# Problem statement
Which lines below hold the word "ванны"? Report each one.

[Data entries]
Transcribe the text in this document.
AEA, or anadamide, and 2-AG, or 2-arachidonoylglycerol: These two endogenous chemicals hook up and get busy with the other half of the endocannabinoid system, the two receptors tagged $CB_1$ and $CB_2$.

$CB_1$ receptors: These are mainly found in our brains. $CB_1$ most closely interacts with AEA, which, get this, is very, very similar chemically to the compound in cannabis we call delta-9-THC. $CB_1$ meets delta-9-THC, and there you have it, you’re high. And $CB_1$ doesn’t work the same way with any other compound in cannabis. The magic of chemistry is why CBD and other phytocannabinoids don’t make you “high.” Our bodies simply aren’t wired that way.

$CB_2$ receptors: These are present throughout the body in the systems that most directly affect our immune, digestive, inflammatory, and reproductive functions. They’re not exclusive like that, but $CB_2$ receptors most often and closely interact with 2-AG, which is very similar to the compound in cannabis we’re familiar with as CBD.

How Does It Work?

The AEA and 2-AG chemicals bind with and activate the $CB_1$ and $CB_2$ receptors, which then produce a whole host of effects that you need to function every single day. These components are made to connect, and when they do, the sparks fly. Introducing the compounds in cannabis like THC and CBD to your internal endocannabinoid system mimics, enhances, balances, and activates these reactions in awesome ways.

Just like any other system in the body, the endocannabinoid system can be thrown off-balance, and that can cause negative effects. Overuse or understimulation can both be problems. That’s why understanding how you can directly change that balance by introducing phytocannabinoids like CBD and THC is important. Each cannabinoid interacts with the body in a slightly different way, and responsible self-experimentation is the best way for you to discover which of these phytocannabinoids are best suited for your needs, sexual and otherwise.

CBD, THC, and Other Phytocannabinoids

==

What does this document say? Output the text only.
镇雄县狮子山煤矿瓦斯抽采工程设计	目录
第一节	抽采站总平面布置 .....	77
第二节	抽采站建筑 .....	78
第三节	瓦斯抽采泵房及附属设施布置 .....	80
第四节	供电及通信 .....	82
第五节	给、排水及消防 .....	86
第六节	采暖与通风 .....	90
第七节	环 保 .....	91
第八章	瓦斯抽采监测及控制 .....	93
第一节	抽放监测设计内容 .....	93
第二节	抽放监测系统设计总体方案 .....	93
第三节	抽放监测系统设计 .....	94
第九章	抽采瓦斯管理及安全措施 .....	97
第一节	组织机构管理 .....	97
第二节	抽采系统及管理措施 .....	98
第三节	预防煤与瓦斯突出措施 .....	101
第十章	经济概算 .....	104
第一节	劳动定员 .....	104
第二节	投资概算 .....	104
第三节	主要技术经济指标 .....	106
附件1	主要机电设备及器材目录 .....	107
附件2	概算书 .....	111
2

...

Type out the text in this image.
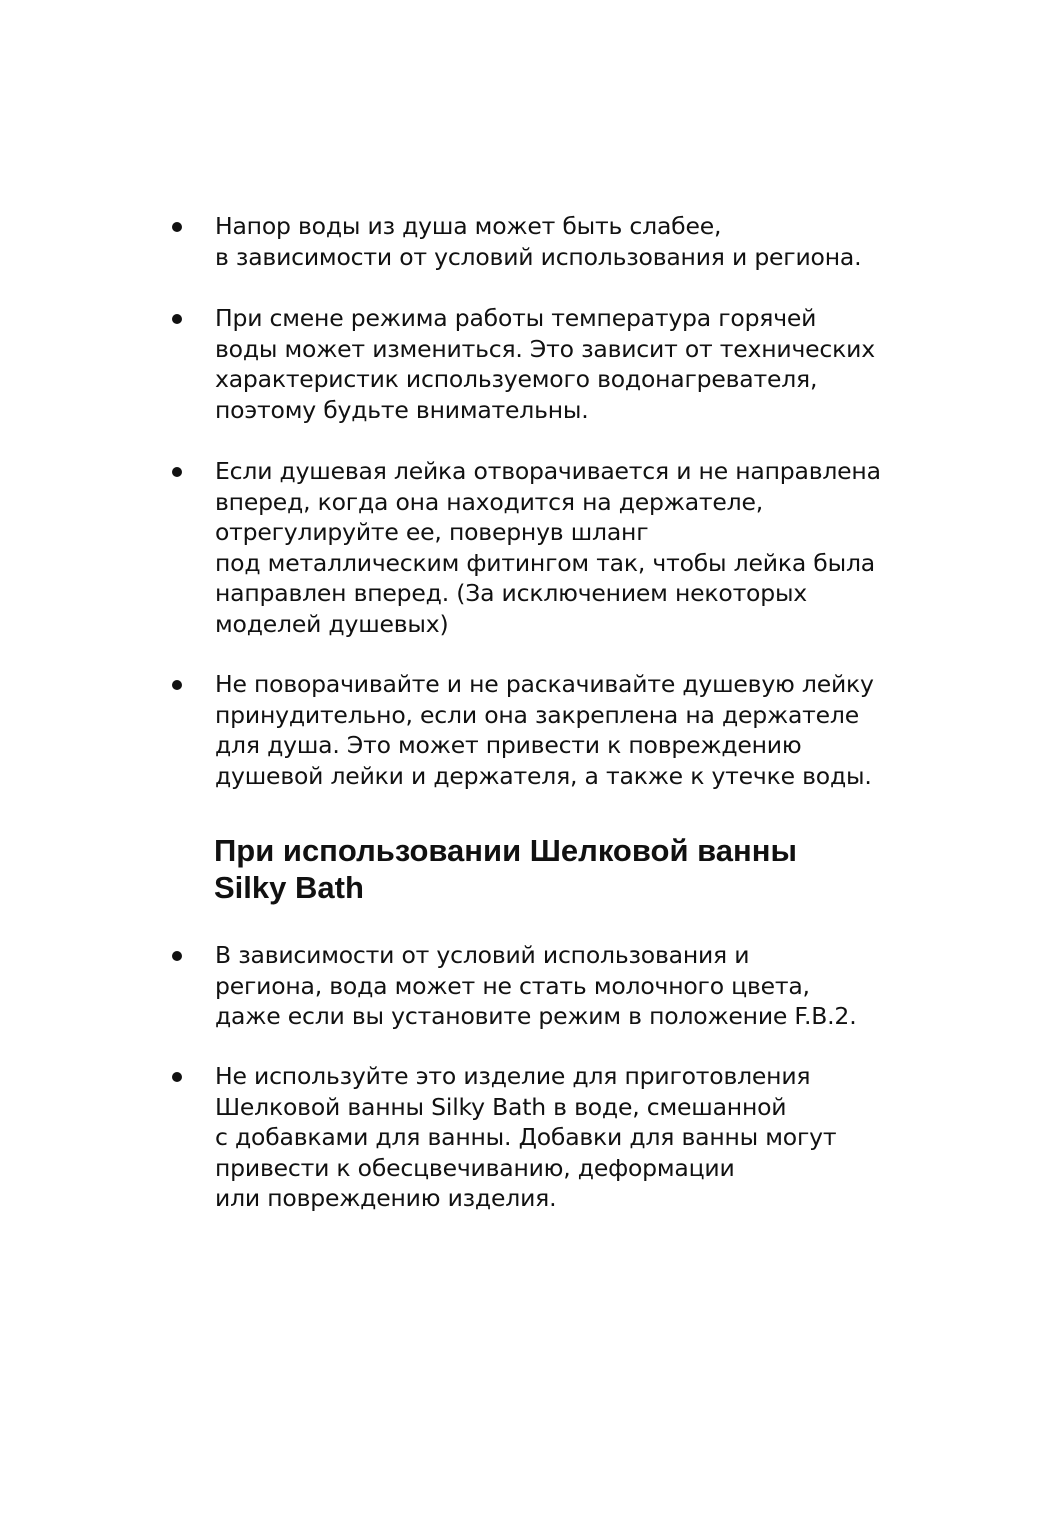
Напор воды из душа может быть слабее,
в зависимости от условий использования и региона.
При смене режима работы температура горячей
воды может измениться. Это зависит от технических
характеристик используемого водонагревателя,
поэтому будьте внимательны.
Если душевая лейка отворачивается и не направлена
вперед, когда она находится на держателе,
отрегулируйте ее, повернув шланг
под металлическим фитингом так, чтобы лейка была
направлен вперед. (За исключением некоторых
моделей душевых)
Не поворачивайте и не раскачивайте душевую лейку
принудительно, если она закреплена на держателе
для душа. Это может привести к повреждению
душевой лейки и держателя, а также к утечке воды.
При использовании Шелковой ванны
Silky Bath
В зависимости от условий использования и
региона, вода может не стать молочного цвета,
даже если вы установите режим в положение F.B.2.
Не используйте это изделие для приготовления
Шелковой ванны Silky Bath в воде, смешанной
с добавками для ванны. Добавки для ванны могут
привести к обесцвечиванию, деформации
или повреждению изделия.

# Output
При использовании Шелковой ванны
Шелковой ванны Silky Bath в воде, смешанной
с добавками для ванны. Добавки для ванны могут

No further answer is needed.